REQUIREMENTS:
Your task is to locate every line holding the string "meeste" and to copy each of them.

================================

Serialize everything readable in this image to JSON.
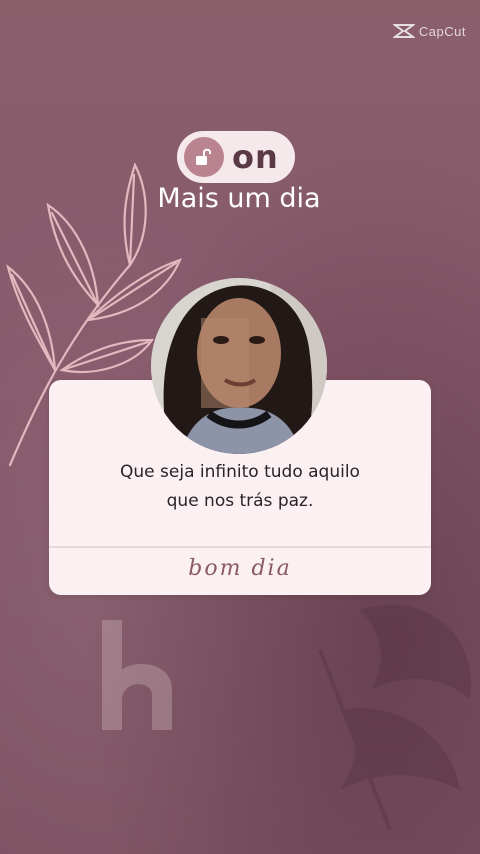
{
  "watermark": {
    "text": "CapCut",
    "icon": "capcut-logo-icon"
  },
  "status_pill": {
    "label": "on",
    "icon": "lock-icon"
  },
  "subtitle": "Mais um dia",
  "card": {
    "quote_line1": "Que seja infinito tudo aquilo",
    "quote_line2": "que nos trás paz.",
    "signature": "bom dia"
  },
  "colors": {
    "background": "#85596a",
    "card": "#fbf1f2",
    "pill": "#f6e9ec",
    "accent": "#b9838f"
  }
}
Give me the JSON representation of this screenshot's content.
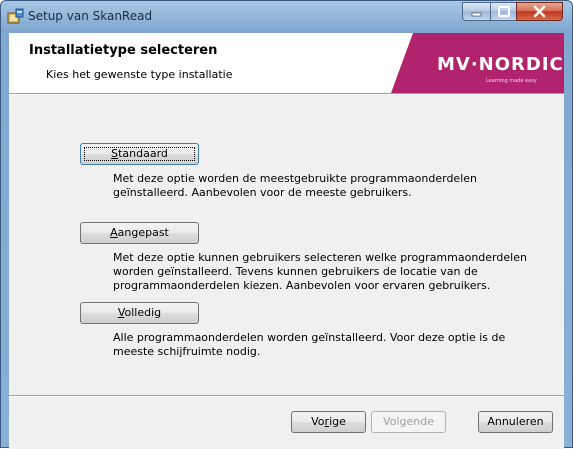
{
  "window": {
    "title": "Setup van SkanRead",
    "buttons": {
      "minimize": "minimize",
      "maximize": "maximize",
      "close": "close"
    }
  },
  "banner": {
    "title": "Installatietype selecteren",
    "subtitle": "Kies het gewenste type installatie",
    "logo": {
      "name": "MV·NORDIC",
      "tagline": "Learning made easy",
      "color": "#b2236e"
    }
  },
  "options": [
    {
      "key": "standard",
      "label_pre": "",
      "label_key": "S",
      "label_post": "tandaard",
      "description": [
        "Met deze optie worden de meestgebruikte programmaonderdelen",
        "geïnstalleerd. Aanbevolen voor de meeste gebruikers."
      ]
    },
    {
      "key": "custom",
      "label_pre": "",
      "label_key": "A",
      "label_post": "angepast",
      "description": [
        "Met deze optie kunnen gebruikers selecteren welke programmaonderdelen",
        "worden geïnstalleerd. Tevens kunnen gebruikers de locatie van de",
        "programmaonderdelen kiezen. Aanbevolen voor ervaren gebruikers."
      ]
    },
    {
      "key": "complete",
      "label_pre": "",
      "label_key": "V",
      "label_post": "olledig",
      "description": [
        "Alle programmaonderdelen worden geïnstalleerd. Voor deze optie is de",
        "meeste schijfruimte nodig."
      ]
    }
  ],
  "footer": {
    "back": {
      "pre": "Vo",
      "key": "r",
      "post": "ige"
    },
    "next": {
      "label": "Volgende",
      "enabled": false
    },
    "cancel": {
      "label": "Annuleren"
    }
  }
}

================================

WRITTEN RESPONSE:
        "geïnstalleerd. Aanbevolen voor de meeste gebruikers."
        "meeste schijfruimte nodig."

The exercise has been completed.